-- BEGIN DATA PROVIDED --

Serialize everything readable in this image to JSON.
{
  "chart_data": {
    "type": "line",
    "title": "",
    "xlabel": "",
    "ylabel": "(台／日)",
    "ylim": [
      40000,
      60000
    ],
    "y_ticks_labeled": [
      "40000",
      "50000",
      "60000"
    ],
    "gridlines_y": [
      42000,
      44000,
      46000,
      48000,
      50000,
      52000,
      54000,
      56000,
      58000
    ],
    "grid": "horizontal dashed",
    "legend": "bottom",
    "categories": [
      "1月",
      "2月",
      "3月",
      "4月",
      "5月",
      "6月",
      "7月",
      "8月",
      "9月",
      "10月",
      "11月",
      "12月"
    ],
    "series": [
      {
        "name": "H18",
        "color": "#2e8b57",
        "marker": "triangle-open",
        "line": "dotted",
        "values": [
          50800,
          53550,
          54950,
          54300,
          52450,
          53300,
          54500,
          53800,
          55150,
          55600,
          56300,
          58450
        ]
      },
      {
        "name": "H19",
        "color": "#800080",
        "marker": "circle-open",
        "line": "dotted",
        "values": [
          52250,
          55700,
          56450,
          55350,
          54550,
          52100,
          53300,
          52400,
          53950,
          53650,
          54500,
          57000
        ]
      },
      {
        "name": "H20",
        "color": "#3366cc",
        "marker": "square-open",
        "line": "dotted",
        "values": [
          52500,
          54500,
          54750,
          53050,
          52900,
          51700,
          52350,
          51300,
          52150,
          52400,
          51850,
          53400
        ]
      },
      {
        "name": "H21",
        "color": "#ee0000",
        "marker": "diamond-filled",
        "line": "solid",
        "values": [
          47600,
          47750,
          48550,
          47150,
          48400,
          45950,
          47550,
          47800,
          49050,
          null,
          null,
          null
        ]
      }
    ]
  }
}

-- END DATA PROVIDED --

_WORK REQUIRED_
Of the lines above, how many include the word "marker"? Reply with the number alone.

_OUTPUT OF THE EXERCISE_
4